Problem set ▸
a - In the travel account, duplicate everything from "I stood there, realizing" down to "for Dakar, Senegal.".
b - According to the travel account, what was the residence of Shirley and W. E. B. DuBois turned into?

Page excerpt ▸
▽

I arrived in Accra, Ghana, looking forward to seeing Dr. Nii Ayi Ankrah, who had received his PHD from Cleveland State while I was teaching there. He had become a senior researcher at the Noguchi Institute on the campus of the University of Ghana at Legon. I was in the land of Cape Coast and Elmina Castles; land of our kidnapped black past. I was in the storied land of Ashanti and Queen Mother Yaa Asantewa. The mythical land of Kwame Nkrumah. The mystical land where Dr. DuBois fittingly laid his "double consciousness" to rest. He had resolved his warring two souls into one by returning to Africa at Nkrumah's historic invitation in 1961. The man who challenged Booker T. Washington, and who had worked unwittingly to undermine Marcus Garvey, returned to Africa rather than tolerate and succumb to a hypocritically white supremacist United States of America.

I have not yet found the words to adequately convey my feelings as I stood before the enshrined remains of Shirley and W. E. B. DuBois. Their residence has been turned into the DuBois Center for Pan-African Culture. It stands as a living reminder of this African-American giant's impact on the African world. The spirits of DuBois and Nkrumah permeate the atmosphere as you walk through the house and about the grounds. A bust of Dubois stands guardian in front of the house, eyes looking straight ahead into brighter days. As I stood inside the former receiving cottage that now serves as the Dubois' tomb, I realized that Africa truly exists at the center of even our American days. I knew that coming to Africa is the ultimate pilgrimage for any American of African descent. I have no illusions about black people in America returning to Africa in large numbers. However, Africa is, and remains, the continent of our ethnic origins. It continues to define our uniqueness as Americans. Its fate holds the key to our survival as distinct African derived peoples no matter where we find ourselves domiciled on the earth.

I stood there, realizing that I was standing in what is essentially a sacred, ritual space. I thought about the significance of Molefi Asante's call for us to designate our own High Holy days; to acknowledge our own holy places. The poet in me soared. The words I could not find had become wings. I could feel my Self take flight. I felt renewed. I felt a deeper sense of my Self that had been unknown to me before my first sojourn to West Africa. Now, I was in Africa once again, only to have this same feeling return with an even greater intensity. I could feel my Self glow. After nine days in Ghana, I left Accra bound for Dakar, Senegal.

My brief stay in Ghana had also exposed me to the differences in color and landscape between West African countries. Nigeria does not look like, nor does it have the same feeling as Ghana. I was struck most by the fact that all Africans do not look alike. The people in Senegal were even more strikingly different in their features, stature and styles of dress. In both Nigeria and Ghana, people would consistently tell me I looked Fulani. After my arrival in Senegal, my hosts took me to visit a Fulani compound in Dakar and I was stunned to come face to face with faces that were mirror images of my own. It was wonderful to see myself in these tall, slender black people. Yes, in Senegal, I would be told that I was "light skinned like the Fulani."

△

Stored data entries
▽

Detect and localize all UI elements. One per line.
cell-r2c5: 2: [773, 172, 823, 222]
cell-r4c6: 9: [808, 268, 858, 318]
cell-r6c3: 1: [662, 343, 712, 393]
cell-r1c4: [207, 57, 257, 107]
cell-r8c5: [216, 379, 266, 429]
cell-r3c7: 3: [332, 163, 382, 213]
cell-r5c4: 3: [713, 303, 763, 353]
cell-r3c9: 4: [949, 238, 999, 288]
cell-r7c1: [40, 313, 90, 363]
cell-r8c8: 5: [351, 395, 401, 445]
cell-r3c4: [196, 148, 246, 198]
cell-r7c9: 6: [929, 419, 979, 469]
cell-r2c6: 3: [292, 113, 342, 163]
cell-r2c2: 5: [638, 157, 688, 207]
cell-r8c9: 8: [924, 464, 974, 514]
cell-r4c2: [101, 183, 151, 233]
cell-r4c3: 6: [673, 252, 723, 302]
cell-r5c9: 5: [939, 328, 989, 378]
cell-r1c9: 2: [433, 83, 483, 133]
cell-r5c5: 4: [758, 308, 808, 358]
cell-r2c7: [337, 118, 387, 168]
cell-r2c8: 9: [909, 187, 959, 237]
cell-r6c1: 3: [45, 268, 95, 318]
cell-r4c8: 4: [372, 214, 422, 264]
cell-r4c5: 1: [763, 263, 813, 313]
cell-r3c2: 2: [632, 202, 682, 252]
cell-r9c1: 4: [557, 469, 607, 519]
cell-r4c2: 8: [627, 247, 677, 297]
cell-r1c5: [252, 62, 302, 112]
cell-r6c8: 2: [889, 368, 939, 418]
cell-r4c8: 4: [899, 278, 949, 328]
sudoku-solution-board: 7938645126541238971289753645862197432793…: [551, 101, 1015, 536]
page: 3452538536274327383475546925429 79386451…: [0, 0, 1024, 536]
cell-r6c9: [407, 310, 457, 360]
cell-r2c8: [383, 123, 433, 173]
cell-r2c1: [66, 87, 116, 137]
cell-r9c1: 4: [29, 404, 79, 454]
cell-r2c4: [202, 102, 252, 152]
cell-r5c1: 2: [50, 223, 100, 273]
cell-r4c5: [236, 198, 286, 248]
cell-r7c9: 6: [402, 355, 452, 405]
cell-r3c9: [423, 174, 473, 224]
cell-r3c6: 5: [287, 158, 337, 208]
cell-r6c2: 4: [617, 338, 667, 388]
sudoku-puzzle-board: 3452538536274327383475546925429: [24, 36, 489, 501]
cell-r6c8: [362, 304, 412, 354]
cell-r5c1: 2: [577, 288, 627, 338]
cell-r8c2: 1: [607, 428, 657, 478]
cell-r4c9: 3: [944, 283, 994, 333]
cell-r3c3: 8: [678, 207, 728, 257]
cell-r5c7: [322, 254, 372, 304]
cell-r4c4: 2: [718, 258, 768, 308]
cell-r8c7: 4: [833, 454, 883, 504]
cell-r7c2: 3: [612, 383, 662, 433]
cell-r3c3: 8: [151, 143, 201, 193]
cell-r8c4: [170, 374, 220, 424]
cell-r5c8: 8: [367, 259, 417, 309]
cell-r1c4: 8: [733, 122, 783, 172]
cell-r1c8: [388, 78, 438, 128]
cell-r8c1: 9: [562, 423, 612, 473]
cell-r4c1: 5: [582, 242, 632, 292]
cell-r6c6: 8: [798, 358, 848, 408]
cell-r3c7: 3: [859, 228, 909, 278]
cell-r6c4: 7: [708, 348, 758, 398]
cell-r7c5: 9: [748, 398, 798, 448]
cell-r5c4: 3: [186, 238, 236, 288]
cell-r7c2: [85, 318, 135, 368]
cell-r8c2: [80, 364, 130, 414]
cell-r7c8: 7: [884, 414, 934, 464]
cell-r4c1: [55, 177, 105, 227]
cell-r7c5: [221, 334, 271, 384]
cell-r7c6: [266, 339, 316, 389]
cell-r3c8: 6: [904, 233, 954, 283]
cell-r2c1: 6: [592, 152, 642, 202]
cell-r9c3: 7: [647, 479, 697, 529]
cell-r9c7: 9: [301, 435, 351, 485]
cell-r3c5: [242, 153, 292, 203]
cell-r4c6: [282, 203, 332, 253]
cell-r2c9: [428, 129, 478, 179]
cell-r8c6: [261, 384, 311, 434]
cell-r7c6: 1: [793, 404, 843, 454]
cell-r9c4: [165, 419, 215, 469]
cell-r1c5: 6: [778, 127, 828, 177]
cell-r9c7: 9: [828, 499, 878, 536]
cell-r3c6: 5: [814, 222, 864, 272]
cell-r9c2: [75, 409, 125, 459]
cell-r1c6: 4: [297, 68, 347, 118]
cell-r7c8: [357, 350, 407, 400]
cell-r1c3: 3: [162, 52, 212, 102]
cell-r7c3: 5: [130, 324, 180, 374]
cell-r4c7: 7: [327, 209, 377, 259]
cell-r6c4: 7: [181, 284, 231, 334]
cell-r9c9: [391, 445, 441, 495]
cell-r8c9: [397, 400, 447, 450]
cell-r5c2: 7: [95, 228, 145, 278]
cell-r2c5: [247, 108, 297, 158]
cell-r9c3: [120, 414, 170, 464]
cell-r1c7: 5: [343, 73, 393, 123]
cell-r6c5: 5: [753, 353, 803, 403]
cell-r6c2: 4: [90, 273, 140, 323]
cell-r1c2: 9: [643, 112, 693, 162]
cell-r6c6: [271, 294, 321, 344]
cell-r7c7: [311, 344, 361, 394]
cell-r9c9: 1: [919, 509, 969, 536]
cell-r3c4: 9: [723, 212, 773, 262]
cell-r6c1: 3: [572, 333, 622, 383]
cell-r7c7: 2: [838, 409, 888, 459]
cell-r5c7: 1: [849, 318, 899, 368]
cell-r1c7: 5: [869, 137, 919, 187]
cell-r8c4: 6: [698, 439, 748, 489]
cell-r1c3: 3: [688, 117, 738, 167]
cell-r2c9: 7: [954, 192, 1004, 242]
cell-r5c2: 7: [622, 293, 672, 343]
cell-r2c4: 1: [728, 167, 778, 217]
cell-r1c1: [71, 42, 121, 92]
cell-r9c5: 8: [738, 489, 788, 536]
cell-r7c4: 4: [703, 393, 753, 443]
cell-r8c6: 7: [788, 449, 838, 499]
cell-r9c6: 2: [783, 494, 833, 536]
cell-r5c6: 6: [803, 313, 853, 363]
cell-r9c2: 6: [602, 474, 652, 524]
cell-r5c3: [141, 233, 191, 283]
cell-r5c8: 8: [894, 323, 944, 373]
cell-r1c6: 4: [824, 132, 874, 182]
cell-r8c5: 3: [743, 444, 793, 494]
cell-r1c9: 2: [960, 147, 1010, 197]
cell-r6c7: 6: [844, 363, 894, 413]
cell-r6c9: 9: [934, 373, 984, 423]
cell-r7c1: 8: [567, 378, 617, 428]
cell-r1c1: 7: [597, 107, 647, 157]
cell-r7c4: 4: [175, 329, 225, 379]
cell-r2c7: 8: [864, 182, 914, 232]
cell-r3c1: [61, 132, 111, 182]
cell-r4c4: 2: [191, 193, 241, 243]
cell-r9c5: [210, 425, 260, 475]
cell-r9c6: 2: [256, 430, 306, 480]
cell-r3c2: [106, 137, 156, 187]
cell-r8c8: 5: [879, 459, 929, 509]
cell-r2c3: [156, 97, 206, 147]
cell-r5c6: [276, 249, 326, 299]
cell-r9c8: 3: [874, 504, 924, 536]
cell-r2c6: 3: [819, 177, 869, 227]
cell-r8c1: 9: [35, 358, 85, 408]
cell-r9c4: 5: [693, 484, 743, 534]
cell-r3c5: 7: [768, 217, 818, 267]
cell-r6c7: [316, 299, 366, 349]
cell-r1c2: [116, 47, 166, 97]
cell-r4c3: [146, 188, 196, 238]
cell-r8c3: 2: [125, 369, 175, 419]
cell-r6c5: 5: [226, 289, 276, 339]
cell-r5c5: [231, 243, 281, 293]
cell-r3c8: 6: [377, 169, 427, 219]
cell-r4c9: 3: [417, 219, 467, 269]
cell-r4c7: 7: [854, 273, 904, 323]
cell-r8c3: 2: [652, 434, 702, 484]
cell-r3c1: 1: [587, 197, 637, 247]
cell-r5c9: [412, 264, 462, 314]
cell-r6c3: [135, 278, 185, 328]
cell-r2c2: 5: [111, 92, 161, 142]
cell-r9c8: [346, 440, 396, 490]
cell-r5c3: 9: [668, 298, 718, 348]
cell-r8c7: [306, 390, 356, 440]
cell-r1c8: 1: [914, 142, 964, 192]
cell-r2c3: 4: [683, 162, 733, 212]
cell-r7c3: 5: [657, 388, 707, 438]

△

Expected responses ▸
a -
I stood there, realizing that I was standing in what is essentially a sacred, ritual space. I thought about the significance of Molefi Asante's call for us to designate our own High Holy days; to acknowledge our own holy places. The poet in me soared. The words I could not find had become wings. I could feel my Self take flight. I felt renewed. I felt a deeper sense of my Self that had been unknown to me before my first sojourn to West Africa. Now, I was in Africa once again, only to have this same feeling return with an even greater intensity. I could feel my Self glow. After nine days in Ghana, I left Accra bound for Dakar, Senegal.

b - The DuBois Center for Pan-African Culture.